═════ Records to use

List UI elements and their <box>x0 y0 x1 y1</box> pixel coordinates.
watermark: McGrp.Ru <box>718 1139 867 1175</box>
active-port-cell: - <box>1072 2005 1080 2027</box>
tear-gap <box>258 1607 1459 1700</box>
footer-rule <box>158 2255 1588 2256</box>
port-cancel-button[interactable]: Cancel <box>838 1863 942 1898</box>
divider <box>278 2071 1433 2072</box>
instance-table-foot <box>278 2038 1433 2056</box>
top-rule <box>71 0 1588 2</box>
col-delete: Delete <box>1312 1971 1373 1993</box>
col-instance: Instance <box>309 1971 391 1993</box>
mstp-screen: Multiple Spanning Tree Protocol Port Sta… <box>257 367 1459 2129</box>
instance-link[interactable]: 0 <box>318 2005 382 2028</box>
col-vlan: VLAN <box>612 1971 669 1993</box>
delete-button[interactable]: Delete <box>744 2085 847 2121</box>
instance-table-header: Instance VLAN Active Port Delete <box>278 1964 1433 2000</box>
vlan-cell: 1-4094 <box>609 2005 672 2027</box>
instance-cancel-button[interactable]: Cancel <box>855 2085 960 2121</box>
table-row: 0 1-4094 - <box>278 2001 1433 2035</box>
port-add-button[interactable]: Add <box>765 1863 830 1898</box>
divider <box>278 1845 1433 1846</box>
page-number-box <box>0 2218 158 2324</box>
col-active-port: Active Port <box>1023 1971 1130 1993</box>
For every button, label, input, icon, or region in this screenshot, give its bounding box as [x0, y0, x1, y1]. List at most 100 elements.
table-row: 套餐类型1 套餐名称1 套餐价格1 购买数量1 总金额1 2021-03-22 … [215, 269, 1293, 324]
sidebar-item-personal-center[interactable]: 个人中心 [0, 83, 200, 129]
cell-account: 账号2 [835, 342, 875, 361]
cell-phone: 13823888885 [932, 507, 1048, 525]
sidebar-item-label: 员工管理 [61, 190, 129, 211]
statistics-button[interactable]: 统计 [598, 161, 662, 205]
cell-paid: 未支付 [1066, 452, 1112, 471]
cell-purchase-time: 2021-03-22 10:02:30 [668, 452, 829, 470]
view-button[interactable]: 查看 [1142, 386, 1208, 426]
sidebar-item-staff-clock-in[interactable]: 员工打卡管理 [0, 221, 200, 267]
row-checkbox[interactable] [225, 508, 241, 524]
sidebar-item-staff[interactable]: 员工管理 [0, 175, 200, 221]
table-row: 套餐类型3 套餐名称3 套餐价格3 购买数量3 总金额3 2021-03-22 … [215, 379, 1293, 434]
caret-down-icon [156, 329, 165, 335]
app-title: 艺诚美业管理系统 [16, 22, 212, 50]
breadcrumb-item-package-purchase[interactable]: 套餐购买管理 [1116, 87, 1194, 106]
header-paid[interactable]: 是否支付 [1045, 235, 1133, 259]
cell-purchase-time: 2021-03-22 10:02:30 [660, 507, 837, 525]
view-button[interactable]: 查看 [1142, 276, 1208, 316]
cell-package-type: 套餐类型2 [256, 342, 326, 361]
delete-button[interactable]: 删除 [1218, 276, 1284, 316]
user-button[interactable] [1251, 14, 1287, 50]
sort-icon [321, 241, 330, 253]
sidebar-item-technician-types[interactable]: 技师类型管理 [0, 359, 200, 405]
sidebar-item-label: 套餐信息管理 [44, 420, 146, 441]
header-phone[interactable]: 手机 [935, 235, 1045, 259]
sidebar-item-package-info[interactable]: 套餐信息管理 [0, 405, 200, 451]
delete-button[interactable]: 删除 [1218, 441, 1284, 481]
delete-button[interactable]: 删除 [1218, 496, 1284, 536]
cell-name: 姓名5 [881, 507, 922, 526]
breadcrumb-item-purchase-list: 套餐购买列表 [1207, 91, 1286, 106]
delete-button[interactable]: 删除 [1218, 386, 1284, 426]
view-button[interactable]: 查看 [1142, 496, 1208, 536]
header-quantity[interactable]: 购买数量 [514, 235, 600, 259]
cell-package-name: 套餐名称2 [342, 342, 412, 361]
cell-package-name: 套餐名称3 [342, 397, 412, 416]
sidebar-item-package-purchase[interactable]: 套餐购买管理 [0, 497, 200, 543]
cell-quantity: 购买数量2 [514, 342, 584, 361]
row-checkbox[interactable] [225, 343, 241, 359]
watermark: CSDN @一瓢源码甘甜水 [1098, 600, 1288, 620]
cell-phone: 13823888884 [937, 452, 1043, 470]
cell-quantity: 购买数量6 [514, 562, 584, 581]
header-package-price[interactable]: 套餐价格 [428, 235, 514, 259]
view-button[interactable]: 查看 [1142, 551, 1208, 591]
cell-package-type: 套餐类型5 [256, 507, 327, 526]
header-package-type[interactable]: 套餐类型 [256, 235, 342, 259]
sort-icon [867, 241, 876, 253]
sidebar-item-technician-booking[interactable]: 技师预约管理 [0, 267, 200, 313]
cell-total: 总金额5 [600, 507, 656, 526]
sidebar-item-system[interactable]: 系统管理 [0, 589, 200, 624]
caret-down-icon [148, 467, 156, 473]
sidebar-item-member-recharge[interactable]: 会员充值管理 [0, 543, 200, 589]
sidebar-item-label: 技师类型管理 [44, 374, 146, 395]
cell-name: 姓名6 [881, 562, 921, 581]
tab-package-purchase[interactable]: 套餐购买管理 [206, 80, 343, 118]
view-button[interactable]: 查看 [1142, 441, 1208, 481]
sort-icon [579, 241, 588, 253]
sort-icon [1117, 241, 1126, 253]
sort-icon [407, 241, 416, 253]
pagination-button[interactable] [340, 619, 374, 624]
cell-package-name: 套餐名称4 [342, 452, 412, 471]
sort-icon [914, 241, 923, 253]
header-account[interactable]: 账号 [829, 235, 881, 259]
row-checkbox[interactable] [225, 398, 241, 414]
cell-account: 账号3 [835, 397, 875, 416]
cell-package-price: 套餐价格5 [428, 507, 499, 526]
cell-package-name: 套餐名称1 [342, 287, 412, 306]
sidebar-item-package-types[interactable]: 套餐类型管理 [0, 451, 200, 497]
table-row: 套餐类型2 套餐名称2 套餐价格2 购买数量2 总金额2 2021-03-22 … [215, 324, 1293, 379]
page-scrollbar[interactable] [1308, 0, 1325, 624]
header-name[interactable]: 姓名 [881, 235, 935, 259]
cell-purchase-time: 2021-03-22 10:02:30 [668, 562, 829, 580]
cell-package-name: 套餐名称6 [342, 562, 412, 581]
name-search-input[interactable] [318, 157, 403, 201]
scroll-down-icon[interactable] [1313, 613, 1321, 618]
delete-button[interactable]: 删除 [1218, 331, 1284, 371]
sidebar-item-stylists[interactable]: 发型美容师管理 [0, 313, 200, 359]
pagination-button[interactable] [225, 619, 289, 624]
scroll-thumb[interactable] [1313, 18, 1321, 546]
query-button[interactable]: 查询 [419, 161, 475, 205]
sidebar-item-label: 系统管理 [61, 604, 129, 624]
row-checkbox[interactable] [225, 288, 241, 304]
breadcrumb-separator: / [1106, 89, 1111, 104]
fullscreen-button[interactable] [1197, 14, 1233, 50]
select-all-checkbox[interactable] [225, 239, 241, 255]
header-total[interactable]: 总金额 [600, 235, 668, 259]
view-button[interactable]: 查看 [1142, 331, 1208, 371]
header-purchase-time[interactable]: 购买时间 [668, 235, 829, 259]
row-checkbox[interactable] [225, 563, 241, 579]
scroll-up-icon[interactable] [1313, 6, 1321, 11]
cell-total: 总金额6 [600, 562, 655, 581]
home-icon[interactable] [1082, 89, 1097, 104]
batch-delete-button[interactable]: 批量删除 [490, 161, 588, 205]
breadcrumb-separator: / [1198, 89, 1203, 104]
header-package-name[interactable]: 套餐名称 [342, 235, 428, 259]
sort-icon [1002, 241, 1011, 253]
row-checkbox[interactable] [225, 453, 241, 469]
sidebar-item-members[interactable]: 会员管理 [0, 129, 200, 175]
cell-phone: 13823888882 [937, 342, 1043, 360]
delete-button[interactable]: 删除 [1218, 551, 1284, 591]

══════════

__Given problem__
Turn the material from its first line through the line containing "sidebar-item-staff[interactable]: 员工管理 [0, 175, 200, 221]" into a numbered list, leaving out any blank lines.

__Output of the task__
1. List UI elements and their <box>x0 y0 x1 y1</box> pixel coordinates.
2. watermark: McGrp.Ru <box>718 1139 867 1175</box>
3. active-port-cell: - <box>1072 2005 1080 2027</box>
4. tear-gap <box>258 1607 1459 1700</box>
5. footer-rule <box>158 2255 1588 2256</box>
6. port-cancel-button[interactable]: Cancel <box>838 1863 942 1898</box>
7. divider <box>278 2071 1433 2072</box>
8. instance-table-foot <box>278 2038 1433 2056</box>
9. top-rule <box>71 0 1588 2</box>
10. col-delete: Delete <box>1312 1971 1373 1993</box>
11. col-instance: Instance <box>309 1971 391 1993</box>
12. mstp-screen: Multiple Spanning Tree Protocol Port Sta… <box>257 367 1459 2129</box>
13. instance-link[interactable]: 0 <box>318 2005 382 2028</box>
14. col-vlan: VLAN <box>612 1971 669 1993</box>
15. delete-button[interactable]: Delete <box>744 2085 847 2121</box>
16. instance-table-header: Instance VLAN Active Port Delete <box>278 1964 1433 2000</box>
17. vlan-cell: 1-4094 <box>609 2005 672 2027</box>
18. instance-cancel-button[interactable]: Cancel <box>855 2085 960 2121</box>
19. table-row: 0 1-4094 - <box>278 2001 1433 2035</box>
20. port-add-button[interactable]: Add <box>765 1863 830 1898</box>
21. divider <box>278 1845 1433 1846</box>
22. page-number-box <box>0 2218 158 2324</box>
23. col-active-port: Active Port <box>1023 1971 1130 1993</box>
24. For every button, label, input, icon, or region in this screenshot, give its bounding box as [x0, y0, x1, y1]. List at most 100 elements.
25. table-row: 套餐类型1 套餐名称1 套餐价格1 购买数量1 总金额1 2021-03-22 … [215, 269, 1293, 324]
26. sidebar-item-personal-center[interactable]: 个人中心 [0, 83, 200, 129]
27. cell-account: 账号2 [835, 342, 875, 361]
28. cell-phone: 13823888885 [932, 507, 1048, 525]
29. sidebar-item-label: 员工管理 [61, 190, 129, 211]
30. statistics-button[interactable]: 统计 [598, 161, 662, 205]
31. cell-paid: 未支付 [1066, 452, 1112, 471]
32. cell-purchase-time: 2021-03-22 10:02:30 [668, 452, 829, 470]
33. view-button[interactable]: 查看 [1142, 386, 1208, 426]
34. sidebar-item-staff-clock-in[interactable]: 员工打卡管理 [0, 221, 200, 267]
35. row-checkbox[interactable] [225, 508, 241, 524]
36. sidebar-item-staff[interactable]: 员工管理 [0, 175, 200, 221]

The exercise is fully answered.